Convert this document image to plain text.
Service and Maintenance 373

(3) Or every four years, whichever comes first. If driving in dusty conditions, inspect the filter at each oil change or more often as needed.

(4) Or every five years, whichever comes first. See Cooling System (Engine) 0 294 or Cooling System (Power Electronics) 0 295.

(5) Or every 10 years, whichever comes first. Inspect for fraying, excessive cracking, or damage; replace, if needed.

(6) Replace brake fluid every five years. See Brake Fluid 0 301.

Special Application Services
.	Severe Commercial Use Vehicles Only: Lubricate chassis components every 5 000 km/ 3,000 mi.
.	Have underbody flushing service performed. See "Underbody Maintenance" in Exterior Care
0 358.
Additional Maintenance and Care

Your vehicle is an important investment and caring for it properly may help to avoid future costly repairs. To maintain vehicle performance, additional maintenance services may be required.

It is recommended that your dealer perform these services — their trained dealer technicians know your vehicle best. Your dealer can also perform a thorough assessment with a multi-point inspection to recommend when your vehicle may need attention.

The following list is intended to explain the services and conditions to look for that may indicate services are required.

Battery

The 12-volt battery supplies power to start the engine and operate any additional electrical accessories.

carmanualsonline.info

--

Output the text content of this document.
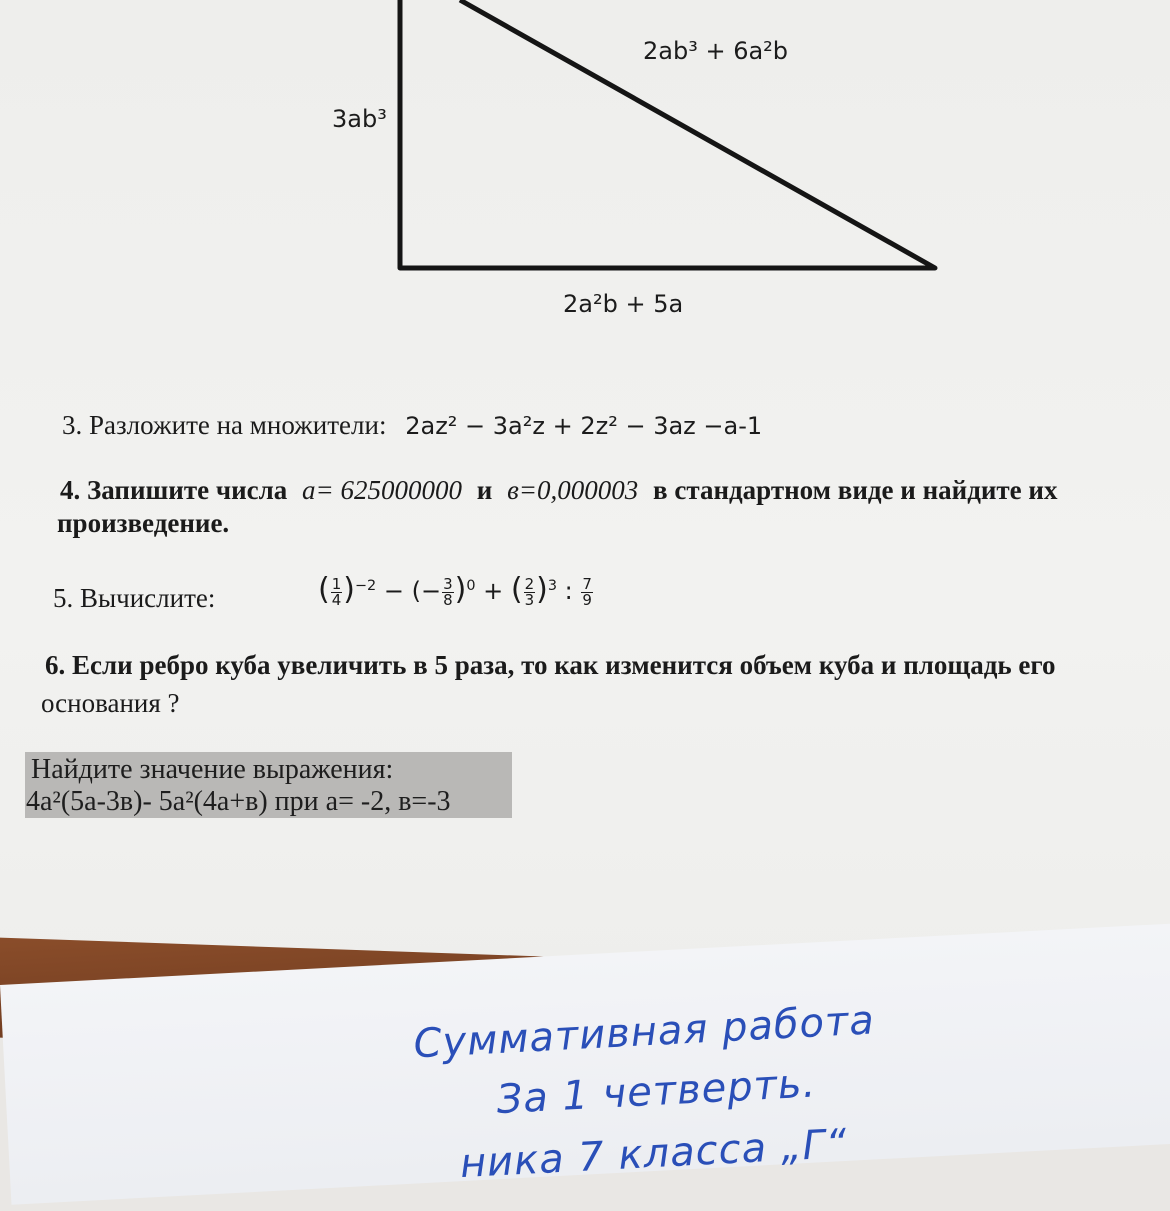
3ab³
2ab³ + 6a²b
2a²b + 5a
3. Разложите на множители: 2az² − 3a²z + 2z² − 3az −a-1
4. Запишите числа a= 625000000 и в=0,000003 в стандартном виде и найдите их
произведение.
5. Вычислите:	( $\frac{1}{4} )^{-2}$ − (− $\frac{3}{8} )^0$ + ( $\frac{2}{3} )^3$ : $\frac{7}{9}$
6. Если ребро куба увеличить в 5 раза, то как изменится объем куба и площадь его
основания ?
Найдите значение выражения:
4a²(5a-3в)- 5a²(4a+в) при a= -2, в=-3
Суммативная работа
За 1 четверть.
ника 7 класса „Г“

▸ Goal of the exercise: Using the material above, count the lines containing the word "every". Reply with the number alone.

▸ Completed exercise: 5